Aim of the exercise
Copy every line of the records below where the word "Powierzchnia" occurs.

Task inputs
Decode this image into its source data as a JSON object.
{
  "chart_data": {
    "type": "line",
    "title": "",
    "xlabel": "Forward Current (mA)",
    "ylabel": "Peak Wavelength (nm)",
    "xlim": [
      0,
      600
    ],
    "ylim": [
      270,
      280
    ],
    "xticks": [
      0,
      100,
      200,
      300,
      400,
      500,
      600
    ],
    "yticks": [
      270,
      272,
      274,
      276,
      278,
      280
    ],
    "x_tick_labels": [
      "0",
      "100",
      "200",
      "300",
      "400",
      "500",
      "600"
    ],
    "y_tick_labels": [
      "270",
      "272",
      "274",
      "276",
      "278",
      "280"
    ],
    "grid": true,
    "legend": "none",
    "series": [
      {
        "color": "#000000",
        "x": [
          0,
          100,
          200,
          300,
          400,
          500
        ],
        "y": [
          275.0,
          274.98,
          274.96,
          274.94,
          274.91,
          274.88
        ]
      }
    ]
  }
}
* * *
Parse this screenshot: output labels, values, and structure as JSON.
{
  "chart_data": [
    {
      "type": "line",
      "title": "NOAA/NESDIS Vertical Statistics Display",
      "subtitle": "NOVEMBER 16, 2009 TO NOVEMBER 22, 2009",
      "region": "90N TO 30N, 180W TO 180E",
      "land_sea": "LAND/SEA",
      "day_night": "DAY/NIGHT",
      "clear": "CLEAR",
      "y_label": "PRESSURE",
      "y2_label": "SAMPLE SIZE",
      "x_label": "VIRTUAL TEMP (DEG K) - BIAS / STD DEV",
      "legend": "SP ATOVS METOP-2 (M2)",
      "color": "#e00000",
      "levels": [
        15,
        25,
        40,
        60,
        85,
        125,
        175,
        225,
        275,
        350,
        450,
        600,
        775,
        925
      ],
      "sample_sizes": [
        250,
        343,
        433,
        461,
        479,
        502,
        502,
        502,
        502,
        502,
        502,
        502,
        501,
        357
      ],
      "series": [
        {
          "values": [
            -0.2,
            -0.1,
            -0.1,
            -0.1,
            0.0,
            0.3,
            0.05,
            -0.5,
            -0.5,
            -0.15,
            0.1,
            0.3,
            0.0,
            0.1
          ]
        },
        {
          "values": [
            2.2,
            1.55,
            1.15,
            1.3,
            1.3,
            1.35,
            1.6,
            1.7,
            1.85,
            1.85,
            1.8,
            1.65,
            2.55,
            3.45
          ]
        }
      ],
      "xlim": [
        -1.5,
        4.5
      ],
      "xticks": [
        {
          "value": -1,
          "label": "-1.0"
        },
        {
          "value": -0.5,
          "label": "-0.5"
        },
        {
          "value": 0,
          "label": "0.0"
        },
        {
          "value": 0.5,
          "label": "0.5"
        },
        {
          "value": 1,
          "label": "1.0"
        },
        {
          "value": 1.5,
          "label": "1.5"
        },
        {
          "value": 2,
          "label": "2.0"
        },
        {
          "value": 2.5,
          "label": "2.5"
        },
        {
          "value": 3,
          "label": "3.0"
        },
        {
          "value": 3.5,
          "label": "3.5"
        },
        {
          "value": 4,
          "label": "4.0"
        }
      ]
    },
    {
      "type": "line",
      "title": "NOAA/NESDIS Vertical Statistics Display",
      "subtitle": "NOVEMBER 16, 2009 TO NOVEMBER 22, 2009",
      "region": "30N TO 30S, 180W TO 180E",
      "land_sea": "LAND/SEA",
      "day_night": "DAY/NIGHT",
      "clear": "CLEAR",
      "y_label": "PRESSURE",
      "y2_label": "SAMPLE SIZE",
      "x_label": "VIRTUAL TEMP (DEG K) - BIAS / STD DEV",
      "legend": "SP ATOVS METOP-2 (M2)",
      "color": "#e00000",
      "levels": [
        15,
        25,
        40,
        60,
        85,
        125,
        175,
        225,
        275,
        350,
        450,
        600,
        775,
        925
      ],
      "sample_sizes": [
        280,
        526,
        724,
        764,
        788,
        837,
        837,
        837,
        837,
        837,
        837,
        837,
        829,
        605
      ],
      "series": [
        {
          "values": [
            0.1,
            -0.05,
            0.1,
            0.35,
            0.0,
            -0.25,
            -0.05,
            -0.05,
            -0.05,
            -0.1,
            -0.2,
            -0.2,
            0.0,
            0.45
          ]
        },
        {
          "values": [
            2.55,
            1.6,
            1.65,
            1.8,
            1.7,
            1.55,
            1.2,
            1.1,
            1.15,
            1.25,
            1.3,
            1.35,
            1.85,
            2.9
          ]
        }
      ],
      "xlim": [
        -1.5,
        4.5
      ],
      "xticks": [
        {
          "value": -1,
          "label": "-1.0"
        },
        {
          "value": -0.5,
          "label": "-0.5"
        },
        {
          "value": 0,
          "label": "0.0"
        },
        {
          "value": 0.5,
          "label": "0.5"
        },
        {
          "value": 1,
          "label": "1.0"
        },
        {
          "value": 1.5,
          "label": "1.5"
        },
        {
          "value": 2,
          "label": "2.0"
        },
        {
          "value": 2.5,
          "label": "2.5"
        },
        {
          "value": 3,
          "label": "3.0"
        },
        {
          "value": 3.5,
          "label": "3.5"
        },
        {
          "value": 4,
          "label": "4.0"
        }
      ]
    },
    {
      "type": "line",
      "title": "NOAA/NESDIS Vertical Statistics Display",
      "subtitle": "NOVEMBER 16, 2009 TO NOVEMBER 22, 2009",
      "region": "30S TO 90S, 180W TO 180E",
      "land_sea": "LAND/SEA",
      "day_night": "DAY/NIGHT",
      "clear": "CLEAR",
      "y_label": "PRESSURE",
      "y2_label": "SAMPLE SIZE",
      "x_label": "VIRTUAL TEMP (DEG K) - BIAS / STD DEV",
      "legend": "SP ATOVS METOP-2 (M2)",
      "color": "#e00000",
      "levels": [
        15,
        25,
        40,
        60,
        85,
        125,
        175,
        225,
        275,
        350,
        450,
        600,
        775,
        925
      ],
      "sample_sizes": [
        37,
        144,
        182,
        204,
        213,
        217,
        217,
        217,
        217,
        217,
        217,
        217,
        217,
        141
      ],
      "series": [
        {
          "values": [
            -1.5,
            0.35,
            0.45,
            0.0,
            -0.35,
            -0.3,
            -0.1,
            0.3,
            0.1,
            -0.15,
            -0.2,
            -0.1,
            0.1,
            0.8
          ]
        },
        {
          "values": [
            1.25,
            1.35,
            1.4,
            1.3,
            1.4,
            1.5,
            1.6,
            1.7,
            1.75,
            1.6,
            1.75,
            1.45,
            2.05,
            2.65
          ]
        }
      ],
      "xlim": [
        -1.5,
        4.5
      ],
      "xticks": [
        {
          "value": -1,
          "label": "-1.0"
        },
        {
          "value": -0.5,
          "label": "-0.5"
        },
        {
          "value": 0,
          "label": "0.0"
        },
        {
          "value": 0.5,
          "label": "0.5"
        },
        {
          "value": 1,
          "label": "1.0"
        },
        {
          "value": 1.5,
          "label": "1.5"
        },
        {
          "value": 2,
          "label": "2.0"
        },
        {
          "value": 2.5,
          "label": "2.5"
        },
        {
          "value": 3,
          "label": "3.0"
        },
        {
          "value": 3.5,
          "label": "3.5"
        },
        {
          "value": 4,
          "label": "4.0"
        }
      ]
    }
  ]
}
---
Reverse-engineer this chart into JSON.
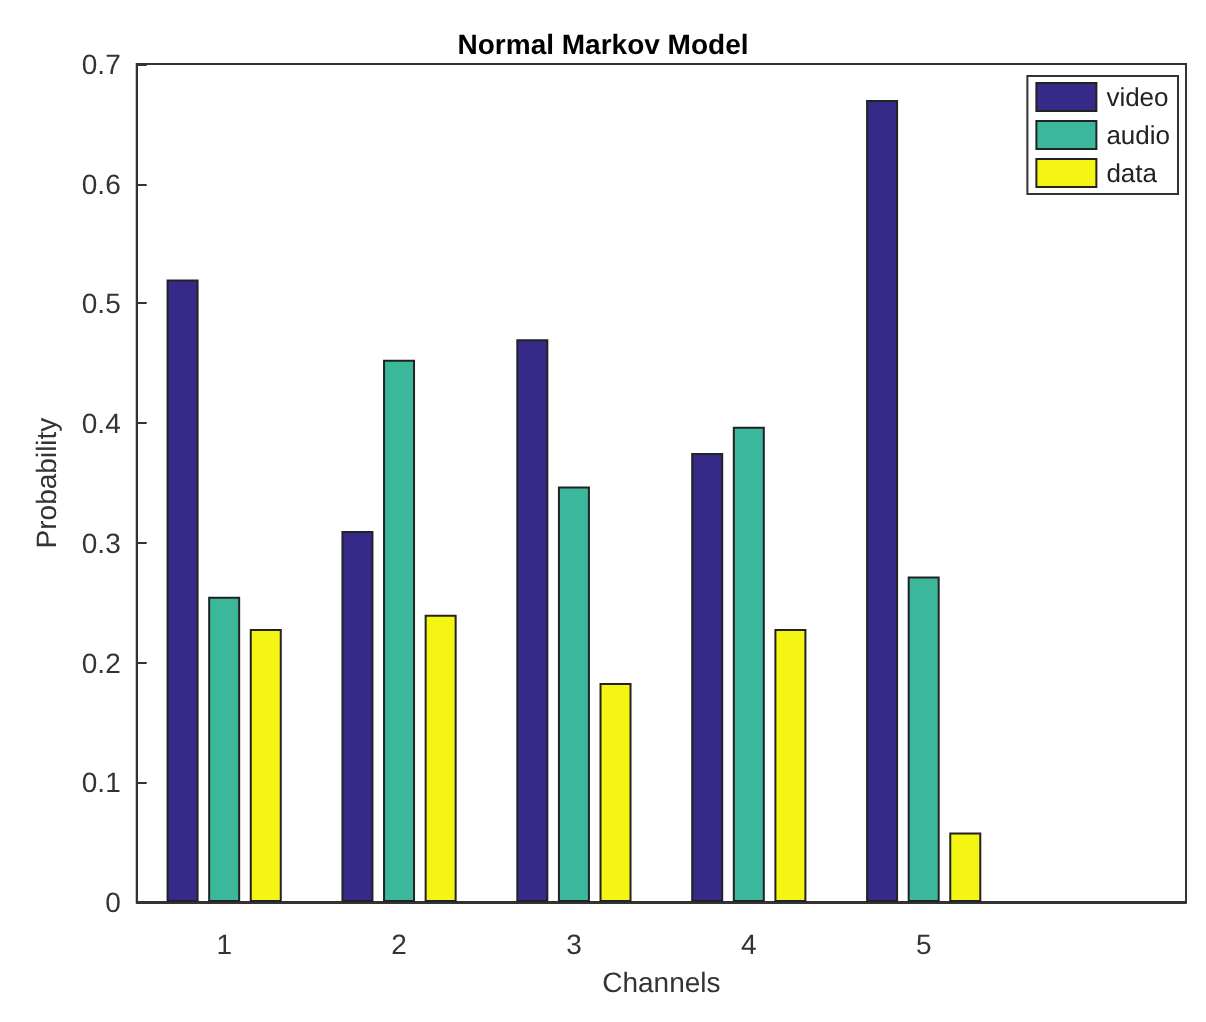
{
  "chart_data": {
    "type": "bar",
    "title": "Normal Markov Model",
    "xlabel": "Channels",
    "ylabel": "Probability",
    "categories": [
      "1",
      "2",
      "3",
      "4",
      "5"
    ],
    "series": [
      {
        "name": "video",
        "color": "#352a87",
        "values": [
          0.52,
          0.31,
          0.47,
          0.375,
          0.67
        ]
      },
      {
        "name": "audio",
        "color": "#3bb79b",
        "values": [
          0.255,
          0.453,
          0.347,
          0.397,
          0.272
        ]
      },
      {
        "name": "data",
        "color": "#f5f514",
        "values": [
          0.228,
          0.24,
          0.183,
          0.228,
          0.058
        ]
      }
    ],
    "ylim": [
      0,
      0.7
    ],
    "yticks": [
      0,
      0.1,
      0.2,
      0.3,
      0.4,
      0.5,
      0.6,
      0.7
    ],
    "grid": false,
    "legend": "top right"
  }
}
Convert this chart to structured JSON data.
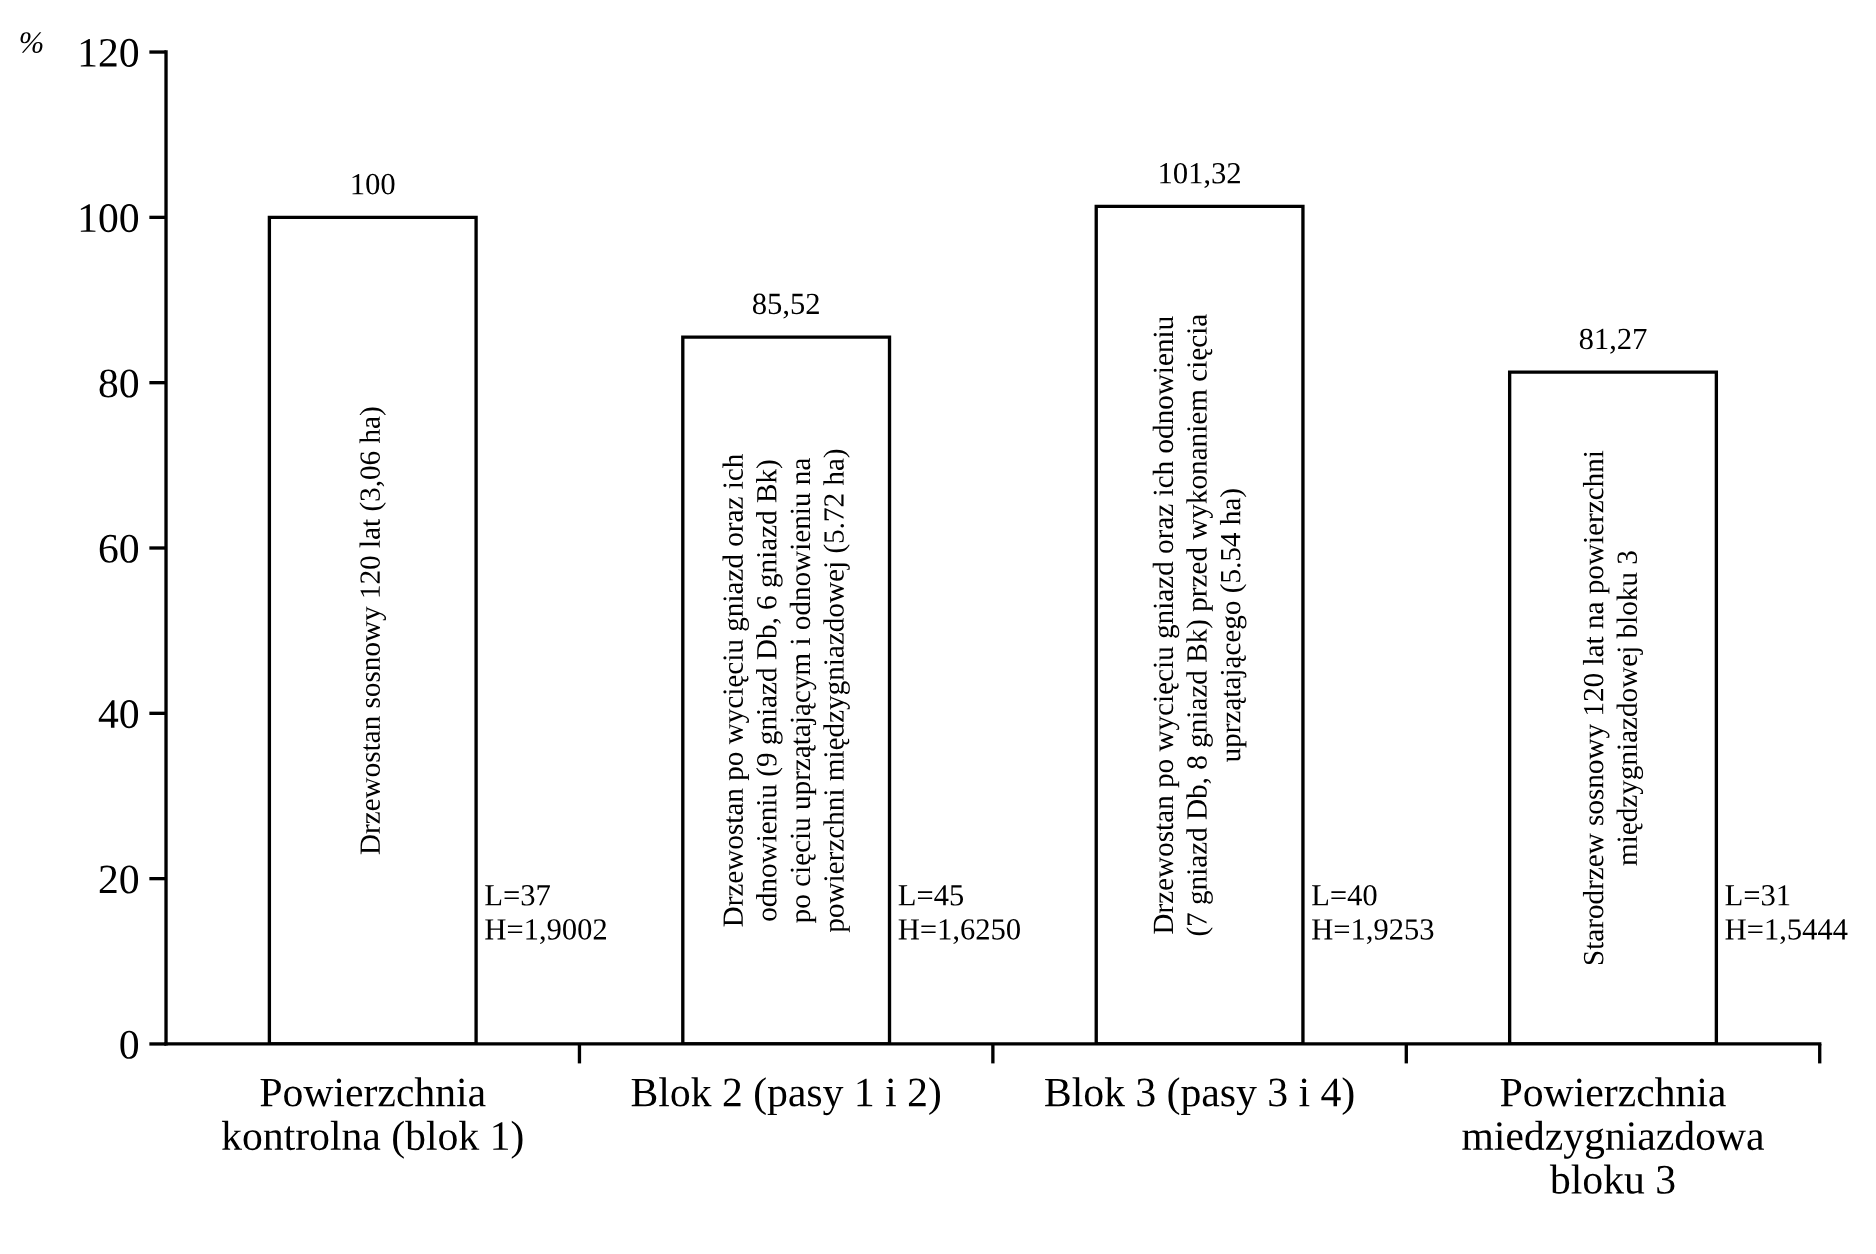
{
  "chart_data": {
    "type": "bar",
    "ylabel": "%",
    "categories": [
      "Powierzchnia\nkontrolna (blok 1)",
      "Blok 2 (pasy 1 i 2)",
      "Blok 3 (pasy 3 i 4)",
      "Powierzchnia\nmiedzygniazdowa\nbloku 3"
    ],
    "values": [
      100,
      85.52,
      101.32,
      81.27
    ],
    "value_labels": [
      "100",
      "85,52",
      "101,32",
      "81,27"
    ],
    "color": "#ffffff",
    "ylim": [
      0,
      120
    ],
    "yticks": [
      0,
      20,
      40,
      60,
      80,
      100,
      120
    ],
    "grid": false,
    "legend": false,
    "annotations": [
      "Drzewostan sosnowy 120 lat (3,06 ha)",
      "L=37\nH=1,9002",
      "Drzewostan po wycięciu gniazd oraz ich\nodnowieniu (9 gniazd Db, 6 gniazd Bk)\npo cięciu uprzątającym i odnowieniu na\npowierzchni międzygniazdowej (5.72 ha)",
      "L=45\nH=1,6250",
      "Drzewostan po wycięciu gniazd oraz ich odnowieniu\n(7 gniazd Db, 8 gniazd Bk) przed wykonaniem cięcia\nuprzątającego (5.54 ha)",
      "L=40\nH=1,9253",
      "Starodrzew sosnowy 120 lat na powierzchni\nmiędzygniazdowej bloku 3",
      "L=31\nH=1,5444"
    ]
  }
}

Final result
      "Powierzchnia\nkontrolna (blok 1)",
      "Powierzchnia\nmiedzygniazdowa\nbloku 3"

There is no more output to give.